REQUIREMENTS:
[1] Rewrite the server assignment text from "Implementation techniques" up to and including "so code carefully!", putting "livelock" in place of "deadlock".
[2] Using the server assignment text, decide whether each statement is true. Answer yes or no for each and quote the words that settle it. (a) The control panel page must show the status of each thread. (b) The queue may be built with the BlockingQueue that comes with Java. (c) A single thread listens for incoming TCP requests.

EXTRACTED TEXT:
++++++++++
HTTP Made Really Easy is not a complete specification, so you will
occasionally need to look at RFC 2616 (the ‘real’ HTTP specification;
http://www.ietf.org/rfc/rfc2616.txt )
for protocol details. If you have a protocol-related question, please make an
effort to find the answer in the spec before you post the question to Piazza!
Special URLs
Your application server should implement two special URLs. If someone issues a
GET /shutdown, your server should shut down immediately; however, any threads
that are still busy handling requests must be aborted properly (do not just
call System.exit!). If someone issues a GET /control, your server should
return a ‘control panel’ web page, which must contain at least a) your full
name and SEAS login, b) a list of all the threads in the thread pool, c) the
status of each thread (‘waiting’ or the URL it is currently handling), and d)
a button that shuts down the server, i.e., is linked to the special /shutdown
URL. It must be possible to open the special URLs in a normal web browser.
Implementation techniques
For efficiency, your application server must be implemented using a thread
pool that you implement, as discussed in class. Specifically, there should be
one thread that listens for incoming TCP requests and enqueues them, and some
number of threads that process the requests from the queue and return the
responses. We will examine your code to make sure it is free of race
conditions and the potential for deadlock, so code carefully!
We expect you to write your own thread pool code, not use one from the Java
system library or an external library. This includes the queue, which you
should implement by yourself, using condition variables to block and wake up
threads. You may not use the BlockingQueue that comes with Java, or any
similar classes.
++++++++++
INFORMATION PROVIDED:

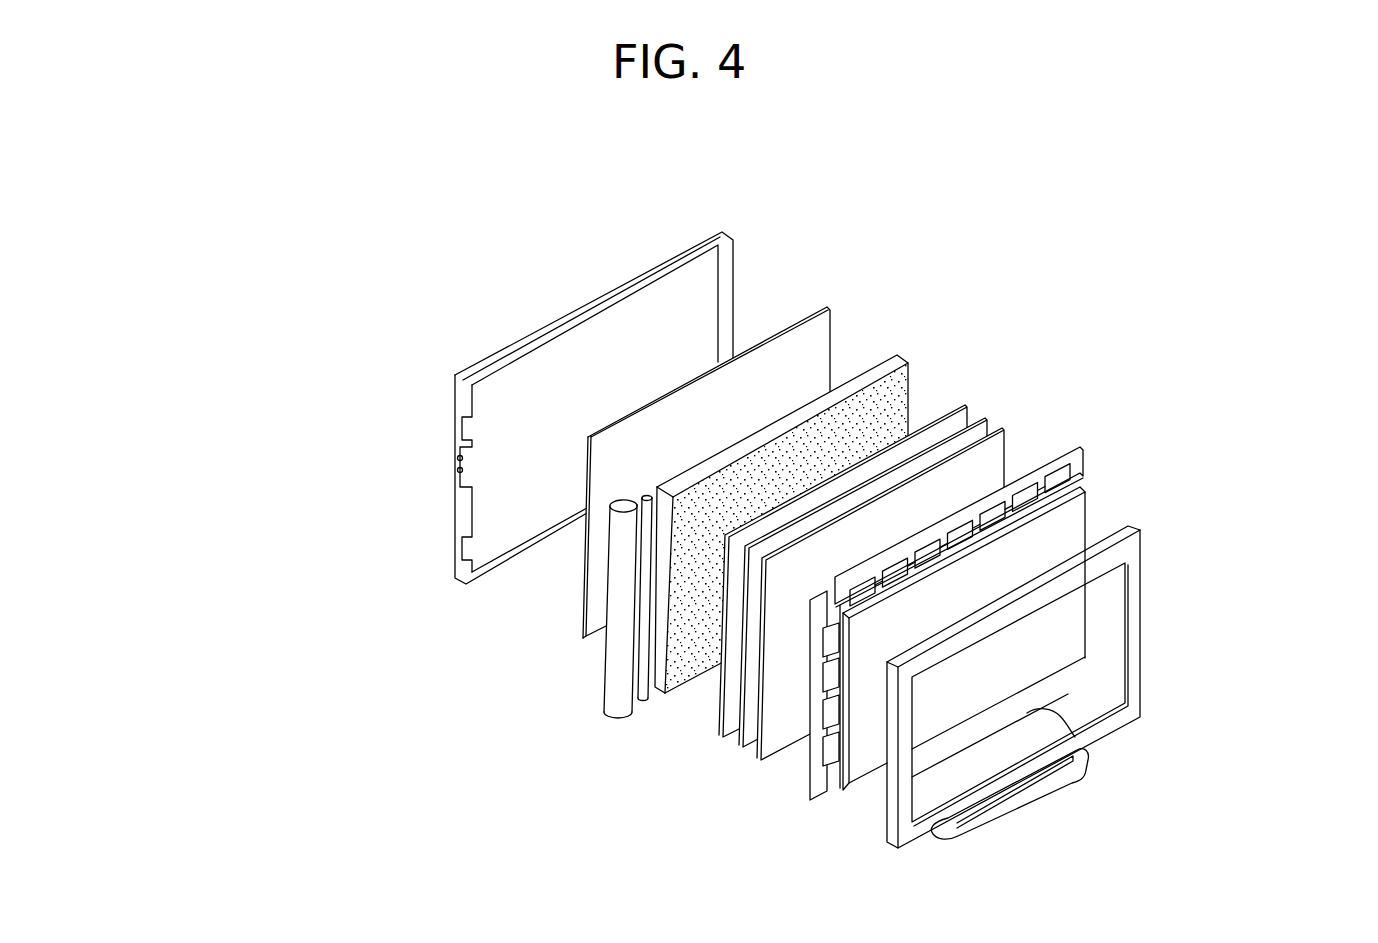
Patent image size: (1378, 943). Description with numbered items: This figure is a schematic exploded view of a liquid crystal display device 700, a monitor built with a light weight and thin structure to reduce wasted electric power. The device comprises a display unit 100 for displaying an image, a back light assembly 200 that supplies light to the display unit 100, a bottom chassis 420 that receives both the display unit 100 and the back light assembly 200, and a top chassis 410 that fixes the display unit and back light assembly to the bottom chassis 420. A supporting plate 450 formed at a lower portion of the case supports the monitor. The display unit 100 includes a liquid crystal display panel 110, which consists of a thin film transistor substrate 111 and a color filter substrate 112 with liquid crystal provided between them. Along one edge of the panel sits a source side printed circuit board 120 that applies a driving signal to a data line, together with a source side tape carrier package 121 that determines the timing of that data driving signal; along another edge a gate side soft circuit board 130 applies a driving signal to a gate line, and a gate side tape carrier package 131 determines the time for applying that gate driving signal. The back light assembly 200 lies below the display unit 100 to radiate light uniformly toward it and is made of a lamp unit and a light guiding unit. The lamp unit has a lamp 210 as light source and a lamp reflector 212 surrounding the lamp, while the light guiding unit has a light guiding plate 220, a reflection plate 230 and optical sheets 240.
++++++++++
ANSWERS FOR THE TASKS:
[1]
Implementation techniques
For efficiency, your application server must be implemented using a thread
pool that you implement, as discussed in class. Specifically, there should be
one thread that listens for incoming TCP requests and enqueues them, and some
number of threads that process the requests from the queue and return the
responses. We will examine your code to make sure it is free of race
conditions and the potential for livelock, so code carefully!

[2]
(a) Yes: "the status of each thread (‘waiting’ or the URL it is currently handling)"
(b) No: "You may not use the BlockingQueue that comes with Java, or any similar classes."
(c) Yes: "there should be one thread that listens for incoming TCP requests and enqueues them"